Written exercise: Filter the lines below, copying only those with the string "seafloor".

Figure record extracts
= = = =
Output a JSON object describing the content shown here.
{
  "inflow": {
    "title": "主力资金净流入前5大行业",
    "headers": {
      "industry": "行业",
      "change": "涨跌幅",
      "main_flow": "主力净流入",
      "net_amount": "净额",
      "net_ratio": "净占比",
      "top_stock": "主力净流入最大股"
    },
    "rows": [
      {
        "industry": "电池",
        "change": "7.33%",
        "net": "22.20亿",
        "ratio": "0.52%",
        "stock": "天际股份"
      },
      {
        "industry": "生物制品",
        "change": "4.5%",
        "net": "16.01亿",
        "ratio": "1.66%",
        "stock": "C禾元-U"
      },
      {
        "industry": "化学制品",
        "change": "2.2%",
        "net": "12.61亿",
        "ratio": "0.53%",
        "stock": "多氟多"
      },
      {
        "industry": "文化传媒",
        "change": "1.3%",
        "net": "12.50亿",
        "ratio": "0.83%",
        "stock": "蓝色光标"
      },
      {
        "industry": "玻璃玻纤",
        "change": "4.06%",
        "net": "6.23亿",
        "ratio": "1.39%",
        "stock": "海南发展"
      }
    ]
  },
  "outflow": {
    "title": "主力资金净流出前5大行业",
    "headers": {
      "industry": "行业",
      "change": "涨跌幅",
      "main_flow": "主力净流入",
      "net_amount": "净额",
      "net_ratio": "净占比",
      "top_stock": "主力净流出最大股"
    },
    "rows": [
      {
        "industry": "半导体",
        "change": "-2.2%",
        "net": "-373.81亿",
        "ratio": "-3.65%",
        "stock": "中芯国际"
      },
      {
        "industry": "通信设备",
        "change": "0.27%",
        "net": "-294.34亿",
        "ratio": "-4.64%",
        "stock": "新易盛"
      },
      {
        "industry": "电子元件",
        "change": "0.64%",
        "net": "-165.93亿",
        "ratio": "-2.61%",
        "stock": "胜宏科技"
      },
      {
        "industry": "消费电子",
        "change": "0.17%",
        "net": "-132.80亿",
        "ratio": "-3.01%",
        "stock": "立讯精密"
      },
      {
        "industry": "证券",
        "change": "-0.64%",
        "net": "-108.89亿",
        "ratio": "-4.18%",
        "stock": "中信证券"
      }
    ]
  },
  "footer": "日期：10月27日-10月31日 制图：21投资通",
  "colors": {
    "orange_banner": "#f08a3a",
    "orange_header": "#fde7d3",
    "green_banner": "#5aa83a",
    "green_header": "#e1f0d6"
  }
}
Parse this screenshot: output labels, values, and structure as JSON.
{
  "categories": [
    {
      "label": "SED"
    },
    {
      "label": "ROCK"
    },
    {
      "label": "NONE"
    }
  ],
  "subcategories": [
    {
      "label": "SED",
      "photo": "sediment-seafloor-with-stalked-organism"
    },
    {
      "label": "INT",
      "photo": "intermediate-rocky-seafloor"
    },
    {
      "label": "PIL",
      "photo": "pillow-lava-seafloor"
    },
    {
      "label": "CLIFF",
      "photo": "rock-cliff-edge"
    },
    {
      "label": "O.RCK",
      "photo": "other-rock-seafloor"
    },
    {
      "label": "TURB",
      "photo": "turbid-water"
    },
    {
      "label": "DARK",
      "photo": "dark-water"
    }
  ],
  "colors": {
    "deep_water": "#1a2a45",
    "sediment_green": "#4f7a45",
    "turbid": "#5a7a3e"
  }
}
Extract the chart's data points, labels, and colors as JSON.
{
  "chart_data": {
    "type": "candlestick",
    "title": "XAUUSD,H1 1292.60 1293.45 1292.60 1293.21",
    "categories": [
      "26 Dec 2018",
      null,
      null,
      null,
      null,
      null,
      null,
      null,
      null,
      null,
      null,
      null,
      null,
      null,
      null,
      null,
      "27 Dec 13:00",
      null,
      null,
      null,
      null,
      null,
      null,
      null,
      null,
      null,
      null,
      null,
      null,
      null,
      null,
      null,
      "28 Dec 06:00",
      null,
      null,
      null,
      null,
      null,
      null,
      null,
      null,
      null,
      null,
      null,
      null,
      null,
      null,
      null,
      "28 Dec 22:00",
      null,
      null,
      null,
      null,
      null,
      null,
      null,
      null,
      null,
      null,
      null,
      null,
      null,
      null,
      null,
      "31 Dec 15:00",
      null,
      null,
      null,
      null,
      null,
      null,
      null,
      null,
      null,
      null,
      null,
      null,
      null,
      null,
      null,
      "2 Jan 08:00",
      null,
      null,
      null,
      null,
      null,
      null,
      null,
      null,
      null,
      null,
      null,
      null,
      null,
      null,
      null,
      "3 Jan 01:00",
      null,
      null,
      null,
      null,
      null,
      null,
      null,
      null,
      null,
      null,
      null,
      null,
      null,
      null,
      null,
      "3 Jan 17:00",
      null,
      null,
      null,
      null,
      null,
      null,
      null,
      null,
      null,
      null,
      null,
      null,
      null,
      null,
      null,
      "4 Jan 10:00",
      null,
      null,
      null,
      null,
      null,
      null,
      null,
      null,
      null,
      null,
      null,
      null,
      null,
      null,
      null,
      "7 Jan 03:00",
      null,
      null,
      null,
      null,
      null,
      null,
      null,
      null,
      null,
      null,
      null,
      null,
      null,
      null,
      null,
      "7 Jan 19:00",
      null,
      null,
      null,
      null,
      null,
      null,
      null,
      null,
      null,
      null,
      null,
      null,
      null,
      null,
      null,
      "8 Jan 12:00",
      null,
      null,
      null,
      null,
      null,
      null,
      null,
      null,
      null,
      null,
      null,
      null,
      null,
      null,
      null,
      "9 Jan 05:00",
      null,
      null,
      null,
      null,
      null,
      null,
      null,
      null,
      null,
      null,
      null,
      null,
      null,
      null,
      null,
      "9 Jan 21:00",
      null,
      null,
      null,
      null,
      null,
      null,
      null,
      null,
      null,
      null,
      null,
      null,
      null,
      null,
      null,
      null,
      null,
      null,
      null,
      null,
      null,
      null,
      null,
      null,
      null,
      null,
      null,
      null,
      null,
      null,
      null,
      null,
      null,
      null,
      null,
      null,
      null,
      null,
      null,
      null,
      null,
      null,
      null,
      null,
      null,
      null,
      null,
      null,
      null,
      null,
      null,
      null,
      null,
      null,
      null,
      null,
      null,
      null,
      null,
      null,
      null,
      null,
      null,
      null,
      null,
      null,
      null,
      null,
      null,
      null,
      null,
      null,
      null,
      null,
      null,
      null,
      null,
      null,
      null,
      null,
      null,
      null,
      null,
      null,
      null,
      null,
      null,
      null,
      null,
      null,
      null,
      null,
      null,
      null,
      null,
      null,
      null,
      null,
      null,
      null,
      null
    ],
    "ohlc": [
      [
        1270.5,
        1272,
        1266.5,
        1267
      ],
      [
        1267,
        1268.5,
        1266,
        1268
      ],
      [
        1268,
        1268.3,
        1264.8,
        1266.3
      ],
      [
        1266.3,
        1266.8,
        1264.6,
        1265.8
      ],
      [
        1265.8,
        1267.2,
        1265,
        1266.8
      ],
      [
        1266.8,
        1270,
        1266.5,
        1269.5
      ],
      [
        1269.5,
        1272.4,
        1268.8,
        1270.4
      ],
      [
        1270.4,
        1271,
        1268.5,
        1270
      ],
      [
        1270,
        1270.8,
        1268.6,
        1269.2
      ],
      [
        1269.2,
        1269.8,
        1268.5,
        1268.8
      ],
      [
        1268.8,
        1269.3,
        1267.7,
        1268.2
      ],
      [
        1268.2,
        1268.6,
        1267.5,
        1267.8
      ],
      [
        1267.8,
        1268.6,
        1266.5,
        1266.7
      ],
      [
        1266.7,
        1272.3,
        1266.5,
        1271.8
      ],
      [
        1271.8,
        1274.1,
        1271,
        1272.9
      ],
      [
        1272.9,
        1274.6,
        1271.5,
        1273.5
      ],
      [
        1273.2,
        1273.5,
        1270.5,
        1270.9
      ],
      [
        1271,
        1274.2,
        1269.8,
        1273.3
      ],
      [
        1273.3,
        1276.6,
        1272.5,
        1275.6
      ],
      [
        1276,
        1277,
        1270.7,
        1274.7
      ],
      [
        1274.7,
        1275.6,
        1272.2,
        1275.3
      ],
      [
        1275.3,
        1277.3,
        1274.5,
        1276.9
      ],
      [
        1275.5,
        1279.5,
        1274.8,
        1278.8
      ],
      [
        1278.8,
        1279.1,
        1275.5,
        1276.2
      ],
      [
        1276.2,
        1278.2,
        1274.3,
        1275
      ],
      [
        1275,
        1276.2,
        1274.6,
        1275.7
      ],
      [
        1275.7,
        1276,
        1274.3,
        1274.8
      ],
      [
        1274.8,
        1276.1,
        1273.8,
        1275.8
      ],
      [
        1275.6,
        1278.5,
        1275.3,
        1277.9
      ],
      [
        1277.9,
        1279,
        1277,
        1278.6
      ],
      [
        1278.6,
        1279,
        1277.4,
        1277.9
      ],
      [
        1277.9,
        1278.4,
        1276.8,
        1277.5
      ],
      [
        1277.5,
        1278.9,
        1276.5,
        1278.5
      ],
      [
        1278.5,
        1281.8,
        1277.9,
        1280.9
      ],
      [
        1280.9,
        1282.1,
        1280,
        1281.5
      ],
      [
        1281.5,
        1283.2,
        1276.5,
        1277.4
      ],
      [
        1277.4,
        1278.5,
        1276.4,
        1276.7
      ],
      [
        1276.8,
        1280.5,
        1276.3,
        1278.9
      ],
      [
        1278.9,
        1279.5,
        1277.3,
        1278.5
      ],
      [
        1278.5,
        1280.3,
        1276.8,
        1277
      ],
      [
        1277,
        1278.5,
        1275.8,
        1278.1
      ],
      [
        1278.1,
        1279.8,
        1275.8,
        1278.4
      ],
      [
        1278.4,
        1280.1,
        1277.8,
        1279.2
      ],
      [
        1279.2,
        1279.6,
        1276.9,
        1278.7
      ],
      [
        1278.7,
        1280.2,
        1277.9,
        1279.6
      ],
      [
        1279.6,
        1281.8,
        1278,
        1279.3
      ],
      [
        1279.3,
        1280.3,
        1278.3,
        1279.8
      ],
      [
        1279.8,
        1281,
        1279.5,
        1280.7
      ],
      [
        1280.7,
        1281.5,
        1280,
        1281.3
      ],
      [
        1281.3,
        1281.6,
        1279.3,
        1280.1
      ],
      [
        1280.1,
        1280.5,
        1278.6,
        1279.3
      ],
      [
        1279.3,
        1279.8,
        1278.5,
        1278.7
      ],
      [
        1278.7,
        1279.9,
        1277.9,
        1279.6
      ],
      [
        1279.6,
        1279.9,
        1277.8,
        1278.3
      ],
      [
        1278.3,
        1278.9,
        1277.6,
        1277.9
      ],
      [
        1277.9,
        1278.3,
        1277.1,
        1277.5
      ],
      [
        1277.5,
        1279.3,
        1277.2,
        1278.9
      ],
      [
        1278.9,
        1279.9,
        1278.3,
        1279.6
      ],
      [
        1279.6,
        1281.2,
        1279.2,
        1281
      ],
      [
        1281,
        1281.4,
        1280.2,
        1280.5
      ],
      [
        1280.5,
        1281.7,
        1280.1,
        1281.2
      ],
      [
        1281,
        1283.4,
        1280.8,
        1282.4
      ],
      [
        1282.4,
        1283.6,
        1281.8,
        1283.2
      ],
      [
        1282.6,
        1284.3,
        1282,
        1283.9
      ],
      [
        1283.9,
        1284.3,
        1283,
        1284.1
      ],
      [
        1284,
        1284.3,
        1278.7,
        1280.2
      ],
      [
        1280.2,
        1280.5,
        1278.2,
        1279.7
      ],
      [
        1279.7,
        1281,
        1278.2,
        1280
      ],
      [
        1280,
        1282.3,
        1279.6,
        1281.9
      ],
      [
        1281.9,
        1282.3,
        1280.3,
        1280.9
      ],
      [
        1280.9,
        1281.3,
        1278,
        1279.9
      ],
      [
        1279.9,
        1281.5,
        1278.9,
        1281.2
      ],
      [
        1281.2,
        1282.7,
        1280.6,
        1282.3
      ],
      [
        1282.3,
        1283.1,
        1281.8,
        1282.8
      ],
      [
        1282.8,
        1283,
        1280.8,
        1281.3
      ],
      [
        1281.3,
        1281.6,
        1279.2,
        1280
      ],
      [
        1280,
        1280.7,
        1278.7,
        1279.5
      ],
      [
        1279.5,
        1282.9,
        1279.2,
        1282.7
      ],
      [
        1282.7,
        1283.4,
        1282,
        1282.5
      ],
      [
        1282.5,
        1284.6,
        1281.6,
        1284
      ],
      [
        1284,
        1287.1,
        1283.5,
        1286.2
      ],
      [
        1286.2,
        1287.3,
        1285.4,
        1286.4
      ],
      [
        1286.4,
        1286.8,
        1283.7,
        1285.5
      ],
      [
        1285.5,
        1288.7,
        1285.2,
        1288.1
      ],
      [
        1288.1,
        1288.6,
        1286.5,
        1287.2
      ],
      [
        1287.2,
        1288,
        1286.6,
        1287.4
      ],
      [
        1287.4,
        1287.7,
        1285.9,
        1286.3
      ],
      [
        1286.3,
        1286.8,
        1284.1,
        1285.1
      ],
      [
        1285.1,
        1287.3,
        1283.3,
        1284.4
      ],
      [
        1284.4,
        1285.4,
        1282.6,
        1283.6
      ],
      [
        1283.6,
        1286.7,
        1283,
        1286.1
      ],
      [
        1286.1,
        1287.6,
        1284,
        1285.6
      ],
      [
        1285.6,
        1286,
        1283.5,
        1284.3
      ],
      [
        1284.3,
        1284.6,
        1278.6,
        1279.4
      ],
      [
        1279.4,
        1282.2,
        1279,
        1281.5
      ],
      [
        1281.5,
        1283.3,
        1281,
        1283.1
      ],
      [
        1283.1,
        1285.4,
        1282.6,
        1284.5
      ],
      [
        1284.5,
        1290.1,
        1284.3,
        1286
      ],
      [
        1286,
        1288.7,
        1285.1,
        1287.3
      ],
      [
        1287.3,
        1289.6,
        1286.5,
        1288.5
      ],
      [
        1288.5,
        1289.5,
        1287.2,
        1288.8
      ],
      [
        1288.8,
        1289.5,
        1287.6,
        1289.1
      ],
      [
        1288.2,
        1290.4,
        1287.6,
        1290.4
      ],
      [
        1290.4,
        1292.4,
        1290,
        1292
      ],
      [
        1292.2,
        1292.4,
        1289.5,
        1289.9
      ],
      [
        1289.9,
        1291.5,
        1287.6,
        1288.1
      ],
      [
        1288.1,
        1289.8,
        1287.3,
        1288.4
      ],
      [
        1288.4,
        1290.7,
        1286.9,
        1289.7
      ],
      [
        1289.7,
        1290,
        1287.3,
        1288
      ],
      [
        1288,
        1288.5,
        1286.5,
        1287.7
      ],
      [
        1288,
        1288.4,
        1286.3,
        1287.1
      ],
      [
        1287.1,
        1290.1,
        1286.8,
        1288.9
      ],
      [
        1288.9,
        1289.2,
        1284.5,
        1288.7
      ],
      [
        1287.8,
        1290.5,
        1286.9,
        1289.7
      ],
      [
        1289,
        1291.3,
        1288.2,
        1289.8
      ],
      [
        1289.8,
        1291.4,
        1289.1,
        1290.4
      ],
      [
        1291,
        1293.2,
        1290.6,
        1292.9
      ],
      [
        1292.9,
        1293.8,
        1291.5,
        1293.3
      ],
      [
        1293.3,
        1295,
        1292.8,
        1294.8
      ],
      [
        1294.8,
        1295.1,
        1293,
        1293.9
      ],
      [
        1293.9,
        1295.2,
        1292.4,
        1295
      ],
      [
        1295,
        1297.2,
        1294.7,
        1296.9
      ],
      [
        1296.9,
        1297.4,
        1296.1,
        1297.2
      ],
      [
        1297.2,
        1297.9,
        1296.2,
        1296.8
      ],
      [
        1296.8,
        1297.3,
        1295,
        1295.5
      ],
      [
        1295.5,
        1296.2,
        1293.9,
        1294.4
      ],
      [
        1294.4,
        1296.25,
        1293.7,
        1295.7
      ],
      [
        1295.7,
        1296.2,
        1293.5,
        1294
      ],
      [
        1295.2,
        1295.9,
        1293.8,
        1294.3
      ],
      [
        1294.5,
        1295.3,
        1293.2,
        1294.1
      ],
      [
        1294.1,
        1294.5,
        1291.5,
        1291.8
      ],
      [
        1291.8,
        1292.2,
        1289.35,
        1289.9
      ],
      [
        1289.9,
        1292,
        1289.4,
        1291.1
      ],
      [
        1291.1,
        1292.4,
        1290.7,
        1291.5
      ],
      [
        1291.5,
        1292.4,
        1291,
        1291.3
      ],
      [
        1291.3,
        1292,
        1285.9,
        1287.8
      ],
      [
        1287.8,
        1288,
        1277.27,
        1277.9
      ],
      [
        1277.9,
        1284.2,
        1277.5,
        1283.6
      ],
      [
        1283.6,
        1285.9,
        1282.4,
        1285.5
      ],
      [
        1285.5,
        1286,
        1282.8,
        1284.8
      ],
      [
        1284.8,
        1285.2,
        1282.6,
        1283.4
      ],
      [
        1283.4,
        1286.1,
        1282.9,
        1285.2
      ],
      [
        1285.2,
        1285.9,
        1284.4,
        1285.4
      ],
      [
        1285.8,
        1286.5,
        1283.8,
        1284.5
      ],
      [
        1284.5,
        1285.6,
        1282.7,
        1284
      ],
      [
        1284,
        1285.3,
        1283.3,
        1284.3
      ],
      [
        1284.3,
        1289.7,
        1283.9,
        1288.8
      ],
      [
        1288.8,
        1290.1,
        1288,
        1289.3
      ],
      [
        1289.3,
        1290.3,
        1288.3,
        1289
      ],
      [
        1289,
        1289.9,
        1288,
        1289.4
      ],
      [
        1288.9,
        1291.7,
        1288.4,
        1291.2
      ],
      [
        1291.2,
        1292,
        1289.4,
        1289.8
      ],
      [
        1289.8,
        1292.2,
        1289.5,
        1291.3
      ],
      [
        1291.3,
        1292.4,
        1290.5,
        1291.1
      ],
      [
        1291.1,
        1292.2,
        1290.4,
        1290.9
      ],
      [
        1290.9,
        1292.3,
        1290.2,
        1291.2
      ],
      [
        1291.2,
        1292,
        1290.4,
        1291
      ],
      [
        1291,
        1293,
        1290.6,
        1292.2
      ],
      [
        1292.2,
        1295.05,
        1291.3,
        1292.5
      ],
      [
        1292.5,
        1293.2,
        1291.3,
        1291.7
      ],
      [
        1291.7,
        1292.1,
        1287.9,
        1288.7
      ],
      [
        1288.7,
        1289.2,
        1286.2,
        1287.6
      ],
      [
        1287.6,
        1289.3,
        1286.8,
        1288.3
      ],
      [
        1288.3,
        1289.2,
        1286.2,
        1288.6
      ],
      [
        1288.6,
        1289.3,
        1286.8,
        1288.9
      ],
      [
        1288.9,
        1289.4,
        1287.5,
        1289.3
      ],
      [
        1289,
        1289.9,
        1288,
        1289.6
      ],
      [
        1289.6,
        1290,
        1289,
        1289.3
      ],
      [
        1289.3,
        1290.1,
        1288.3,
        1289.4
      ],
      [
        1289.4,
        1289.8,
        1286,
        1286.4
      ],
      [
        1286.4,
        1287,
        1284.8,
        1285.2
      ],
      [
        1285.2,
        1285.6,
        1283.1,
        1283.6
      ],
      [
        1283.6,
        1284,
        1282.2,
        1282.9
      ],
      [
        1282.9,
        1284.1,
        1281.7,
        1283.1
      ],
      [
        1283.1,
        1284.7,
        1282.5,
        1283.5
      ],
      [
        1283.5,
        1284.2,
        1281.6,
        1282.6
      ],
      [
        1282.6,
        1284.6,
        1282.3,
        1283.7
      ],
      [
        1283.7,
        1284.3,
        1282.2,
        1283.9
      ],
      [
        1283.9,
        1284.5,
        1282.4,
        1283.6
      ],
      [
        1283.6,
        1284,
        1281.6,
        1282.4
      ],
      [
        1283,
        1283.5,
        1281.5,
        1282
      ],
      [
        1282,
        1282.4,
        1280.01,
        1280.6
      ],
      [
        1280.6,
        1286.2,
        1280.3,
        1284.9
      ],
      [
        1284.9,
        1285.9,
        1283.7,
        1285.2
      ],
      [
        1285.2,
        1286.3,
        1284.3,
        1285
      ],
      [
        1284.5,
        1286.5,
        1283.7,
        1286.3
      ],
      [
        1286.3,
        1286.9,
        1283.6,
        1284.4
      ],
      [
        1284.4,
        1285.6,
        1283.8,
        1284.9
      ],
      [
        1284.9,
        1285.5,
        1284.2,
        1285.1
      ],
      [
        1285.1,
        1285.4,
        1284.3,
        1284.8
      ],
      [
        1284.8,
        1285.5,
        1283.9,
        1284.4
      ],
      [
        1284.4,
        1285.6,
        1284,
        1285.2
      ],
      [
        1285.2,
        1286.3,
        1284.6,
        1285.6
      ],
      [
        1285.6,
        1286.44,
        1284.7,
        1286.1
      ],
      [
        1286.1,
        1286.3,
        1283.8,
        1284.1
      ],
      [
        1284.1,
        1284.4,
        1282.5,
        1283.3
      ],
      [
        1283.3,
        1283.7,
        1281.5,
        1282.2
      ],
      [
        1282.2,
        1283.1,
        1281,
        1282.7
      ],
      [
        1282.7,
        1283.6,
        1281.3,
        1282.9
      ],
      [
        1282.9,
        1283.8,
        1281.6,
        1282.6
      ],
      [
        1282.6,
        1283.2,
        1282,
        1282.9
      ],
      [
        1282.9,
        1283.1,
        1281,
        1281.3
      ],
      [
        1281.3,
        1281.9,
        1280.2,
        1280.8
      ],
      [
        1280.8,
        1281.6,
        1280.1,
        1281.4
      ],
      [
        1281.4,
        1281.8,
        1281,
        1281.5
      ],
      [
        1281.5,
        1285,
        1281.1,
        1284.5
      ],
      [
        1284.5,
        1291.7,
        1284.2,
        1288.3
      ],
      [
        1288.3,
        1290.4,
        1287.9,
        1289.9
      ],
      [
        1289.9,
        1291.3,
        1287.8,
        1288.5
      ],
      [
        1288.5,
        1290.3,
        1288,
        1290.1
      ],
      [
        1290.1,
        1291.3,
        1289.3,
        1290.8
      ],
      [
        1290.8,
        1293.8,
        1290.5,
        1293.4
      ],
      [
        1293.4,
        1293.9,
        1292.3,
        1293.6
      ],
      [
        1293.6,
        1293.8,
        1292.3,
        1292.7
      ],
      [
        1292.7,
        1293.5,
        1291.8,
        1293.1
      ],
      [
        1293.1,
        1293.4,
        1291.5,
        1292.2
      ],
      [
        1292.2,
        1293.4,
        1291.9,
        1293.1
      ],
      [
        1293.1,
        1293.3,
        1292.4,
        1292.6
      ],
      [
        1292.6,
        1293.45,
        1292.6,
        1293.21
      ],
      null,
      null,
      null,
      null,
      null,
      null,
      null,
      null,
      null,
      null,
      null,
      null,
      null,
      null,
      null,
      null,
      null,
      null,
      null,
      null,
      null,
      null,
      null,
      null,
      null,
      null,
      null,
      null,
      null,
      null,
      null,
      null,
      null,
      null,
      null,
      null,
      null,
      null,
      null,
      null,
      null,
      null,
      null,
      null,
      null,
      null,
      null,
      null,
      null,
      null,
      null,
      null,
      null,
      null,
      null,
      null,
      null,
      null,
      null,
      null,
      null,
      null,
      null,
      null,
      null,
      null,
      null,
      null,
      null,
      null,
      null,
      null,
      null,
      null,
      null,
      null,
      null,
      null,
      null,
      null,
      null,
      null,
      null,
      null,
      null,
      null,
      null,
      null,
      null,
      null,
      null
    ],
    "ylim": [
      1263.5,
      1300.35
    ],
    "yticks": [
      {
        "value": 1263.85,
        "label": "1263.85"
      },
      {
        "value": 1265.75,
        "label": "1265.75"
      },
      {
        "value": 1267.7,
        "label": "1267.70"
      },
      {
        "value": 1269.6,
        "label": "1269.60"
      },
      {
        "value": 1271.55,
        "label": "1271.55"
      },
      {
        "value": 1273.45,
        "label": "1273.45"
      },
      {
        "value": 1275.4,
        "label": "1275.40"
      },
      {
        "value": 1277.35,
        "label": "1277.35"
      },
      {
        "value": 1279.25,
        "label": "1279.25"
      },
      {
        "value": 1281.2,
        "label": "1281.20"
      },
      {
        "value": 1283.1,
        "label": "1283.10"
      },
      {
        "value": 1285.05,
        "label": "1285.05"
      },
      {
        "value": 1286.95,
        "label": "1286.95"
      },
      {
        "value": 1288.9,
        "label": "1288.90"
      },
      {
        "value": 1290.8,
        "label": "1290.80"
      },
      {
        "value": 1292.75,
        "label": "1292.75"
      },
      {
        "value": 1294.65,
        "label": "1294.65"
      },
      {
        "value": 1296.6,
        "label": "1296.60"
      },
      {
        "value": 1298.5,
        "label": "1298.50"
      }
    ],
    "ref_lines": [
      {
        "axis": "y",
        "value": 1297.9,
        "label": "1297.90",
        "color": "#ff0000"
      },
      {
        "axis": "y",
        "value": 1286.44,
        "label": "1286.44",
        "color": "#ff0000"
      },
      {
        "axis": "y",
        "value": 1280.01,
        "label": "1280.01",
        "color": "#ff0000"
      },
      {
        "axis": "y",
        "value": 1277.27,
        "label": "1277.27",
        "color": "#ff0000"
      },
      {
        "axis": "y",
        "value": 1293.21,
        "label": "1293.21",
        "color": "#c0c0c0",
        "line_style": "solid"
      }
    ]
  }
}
= = = =
Exercise response:
      "photo": "sediment-seafloor-with-stalked-organism"
      "photo": "intermediate-rocky-seafloor"
      "photo": "pillow-lava-seafloor"
      "photo": "other-rock-seafloor"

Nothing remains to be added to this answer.